--- Texte à lire ---
··········
La seconde intégrale de la série de Carlos Giménez, Paracuellos, présente pour la première fois les deux derniers albums 7 et 8 que l’auteur, après une pause de 15 ans, a finalement dessiné en 2016 et 2017. On sait que Giménez s’est inspiré de sa propre vie, de son séjour dans les orphelinats mis en place par le franquisme après la guerre civile pour réaliser Paracuellos. Il a 5 ans Giménez quand les portes de ce pénitencier sans pitié se referme sur lui. Ce sera l’occasion de signer une œuvre déchirante, empreinte d’une émotion à fleur de peau, de violence aussi, celle d’adultes cruels, bêtes et embrigadés par un régime fasciste qu’on a laissé faire. Comme le dit Giménez, ces enfants, dont il a fait partie, sont avant tout ceux qui rendront à l’Espagne sa démocratie. Sûrement parce qu’ils avaient pu juger en direct de la médiocrité et de la haine d’un régime malfaisant.
Pablito est un fan de BD. A l’orphelinat, il se réfugie dans la lecture alors que sa maman, malade, ne pourra venir le chercher. Perucha a été son meilleur ami. Grâce à lui qui a fait du troc et une collecte, Pablito a pu acheter la série El Cachorro mais il ne l’a pas vraiment remercié. Au contraire. Portetito, le méchant du foyer, va ajouter au malaise de Pablito. Mais les comptes se régleront bien un jour. Qui seront les hommes de demain comme le scande l’hymne franquiste ? Ces jeunes gymnastes venus faire une démonstration chez les petits, la faim au ventre ? Pablito retrouve son grand frère, Tonin qui lui apprend à bien prononcer les je. Les surveillantes sont agressives et violentes. Pablito est leur souffre-douleur.
··········
--- Exercices à faire ---
1 - Les affirmations (a), (b) et (c) concordent-elles avec le texte sur Paracuellos ? Répondez par oui ou non et citez les mots du texte qui tranchent.
(a) Les albums 7 et 8 ont été dessinés en 2016 et 2017.
(b) Pablito a chaleureusement remercié Perucha.
(c) Les surveillantes sont douces avec Pablito.
2 - Répondez à ces questions d'après le texte sur Paracuellos.
(a) Combien d'années de pause l'auteur a-t-il faites avant les deux derniers albums ?
(b) Qui est le méchant du foyer ?
(c) Comment s'appelle le grand frère de Pablito ?
··········
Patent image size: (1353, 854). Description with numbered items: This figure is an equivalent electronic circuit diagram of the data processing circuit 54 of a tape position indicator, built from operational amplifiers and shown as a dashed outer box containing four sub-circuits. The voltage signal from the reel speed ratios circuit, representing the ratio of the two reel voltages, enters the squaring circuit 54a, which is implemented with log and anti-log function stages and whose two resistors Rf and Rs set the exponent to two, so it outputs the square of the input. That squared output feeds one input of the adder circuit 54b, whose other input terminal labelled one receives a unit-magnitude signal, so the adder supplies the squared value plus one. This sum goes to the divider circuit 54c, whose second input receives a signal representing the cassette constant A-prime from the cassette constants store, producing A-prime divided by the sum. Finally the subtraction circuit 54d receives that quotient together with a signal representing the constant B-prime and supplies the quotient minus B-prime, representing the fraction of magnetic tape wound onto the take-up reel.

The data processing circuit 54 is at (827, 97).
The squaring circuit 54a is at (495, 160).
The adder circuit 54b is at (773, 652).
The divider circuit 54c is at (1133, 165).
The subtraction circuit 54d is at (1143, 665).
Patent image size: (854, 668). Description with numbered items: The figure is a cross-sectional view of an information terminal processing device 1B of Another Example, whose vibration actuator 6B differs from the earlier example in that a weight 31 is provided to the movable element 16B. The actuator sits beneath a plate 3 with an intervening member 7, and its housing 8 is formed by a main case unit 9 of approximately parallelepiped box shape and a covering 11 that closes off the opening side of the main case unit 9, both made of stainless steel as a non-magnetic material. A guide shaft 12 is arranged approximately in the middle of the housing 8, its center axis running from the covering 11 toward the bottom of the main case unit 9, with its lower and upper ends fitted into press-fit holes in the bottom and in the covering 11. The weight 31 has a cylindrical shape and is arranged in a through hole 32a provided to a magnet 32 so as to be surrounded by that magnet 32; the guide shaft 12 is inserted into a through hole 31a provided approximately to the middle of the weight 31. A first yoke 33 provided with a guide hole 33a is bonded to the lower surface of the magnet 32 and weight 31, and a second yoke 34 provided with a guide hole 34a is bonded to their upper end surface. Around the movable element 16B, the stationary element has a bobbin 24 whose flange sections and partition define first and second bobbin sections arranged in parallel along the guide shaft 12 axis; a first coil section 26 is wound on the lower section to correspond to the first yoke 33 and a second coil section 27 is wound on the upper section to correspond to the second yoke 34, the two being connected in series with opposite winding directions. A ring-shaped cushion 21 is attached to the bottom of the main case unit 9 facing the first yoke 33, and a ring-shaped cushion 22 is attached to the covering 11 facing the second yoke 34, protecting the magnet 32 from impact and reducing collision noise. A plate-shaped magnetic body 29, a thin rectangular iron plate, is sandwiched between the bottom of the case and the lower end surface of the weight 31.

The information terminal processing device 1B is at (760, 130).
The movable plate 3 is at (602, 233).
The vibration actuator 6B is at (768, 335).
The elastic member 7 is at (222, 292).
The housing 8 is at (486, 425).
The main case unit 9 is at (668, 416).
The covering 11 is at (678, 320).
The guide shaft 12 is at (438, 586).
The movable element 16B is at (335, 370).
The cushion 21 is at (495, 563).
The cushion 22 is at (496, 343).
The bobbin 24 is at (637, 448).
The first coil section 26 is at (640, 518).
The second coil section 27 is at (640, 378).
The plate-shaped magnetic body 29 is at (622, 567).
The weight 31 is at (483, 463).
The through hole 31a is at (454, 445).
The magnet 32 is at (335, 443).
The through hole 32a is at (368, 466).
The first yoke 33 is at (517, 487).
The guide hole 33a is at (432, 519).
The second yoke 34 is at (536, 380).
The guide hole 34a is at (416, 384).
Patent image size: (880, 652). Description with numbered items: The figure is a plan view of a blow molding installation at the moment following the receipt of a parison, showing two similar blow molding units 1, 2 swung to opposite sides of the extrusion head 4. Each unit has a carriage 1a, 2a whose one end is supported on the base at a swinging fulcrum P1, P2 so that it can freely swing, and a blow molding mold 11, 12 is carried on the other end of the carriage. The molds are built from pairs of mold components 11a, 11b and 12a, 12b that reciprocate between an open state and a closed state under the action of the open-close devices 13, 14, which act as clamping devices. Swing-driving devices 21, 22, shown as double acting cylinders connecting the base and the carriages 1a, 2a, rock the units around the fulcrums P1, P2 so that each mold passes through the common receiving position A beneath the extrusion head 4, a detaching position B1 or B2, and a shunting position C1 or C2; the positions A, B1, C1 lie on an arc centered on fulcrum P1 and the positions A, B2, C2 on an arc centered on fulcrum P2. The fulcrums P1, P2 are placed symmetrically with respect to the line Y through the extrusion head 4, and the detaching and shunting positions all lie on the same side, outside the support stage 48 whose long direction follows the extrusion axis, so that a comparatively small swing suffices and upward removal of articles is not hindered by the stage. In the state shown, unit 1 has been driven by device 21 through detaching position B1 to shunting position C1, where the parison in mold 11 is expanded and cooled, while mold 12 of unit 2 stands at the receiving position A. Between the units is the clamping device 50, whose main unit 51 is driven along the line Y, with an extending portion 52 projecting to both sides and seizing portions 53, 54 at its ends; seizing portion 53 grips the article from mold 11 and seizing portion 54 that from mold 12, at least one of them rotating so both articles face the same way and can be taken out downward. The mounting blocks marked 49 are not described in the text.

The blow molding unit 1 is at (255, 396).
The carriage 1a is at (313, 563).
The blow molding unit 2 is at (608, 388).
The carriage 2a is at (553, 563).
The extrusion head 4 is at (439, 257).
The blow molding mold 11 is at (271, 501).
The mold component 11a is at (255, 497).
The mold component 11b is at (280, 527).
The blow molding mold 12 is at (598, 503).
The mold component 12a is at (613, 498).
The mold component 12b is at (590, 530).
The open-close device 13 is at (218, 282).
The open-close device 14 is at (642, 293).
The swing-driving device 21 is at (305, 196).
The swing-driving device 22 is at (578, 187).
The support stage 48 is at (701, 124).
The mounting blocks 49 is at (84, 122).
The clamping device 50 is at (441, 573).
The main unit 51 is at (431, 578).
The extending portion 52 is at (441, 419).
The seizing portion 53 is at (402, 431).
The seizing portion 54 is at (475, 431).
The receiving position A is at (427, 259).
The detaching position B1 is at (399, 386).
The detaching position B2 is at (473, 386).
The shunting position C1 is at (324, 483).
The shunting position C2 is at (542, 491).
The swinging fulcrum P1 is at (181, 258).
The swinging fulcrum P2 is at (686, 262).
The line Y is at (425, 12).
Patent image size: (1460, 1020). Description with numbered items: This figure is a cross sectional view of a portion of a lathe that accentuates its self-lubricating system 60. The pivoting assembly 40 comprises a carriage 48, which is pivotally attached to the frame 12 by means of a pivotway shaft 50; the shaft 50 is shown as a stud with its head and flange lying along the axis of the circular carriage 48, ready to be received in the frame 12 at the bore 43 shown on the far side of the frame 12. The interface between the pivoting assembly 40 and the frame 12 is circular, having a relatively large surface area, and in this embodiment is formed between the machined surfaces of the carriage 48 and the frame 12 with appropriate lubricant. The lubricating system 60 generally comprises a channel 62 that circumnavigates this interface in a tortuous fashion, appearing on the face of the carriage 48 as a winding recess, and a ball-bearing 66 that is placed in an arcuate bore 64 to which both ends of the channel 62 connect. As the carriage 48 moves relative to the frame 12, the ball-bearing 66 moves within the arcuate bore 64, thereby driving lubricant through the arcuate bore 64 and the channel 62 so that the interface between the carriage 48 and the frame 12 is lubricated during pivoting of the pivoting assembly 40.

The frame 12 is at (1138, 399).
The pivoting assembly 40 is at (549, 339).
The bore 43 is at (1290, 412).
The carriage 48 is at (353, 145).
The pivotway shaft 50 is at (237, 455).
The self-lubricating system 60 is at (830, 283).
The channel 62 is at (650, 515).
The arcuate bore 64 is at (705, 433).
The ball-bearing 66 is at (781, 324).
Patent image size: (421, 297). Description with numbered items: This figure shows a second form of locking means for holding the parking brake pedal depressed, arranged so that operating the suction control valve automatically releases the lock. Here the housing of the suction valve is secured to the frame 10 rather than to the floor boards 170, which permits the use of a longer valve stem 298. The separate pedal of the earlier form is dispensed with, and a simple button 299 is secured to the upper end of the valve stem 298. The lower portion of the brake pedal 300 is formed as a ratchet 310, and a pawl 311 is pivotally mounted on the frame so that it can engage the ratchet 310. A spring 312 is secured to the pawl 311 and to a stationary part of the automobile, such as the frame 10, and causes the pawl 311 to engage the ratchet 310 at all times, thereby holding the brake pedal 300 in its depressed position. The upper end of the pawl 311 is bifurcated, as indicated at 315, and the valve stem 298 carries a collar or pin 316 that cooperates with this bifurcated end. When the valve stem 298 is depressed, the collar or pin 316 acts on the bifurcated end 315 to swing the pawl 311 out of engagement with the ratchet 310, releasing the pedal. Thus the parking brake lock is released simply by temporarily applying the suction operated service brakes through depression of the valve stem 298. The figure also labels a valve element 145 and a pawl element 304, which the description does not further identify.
··········
--- Corrigé des exercices ---
1 -
(a) Oui : « a finalement dessiné en 2016 et 2017 »
(b) Non : « il ne l’a pas vraiment remercié »
(c) Non : « Les surveillantes sont agressives et violentes. »

2 -
(a) 15 ans
(b) Portetito
(c) Tonin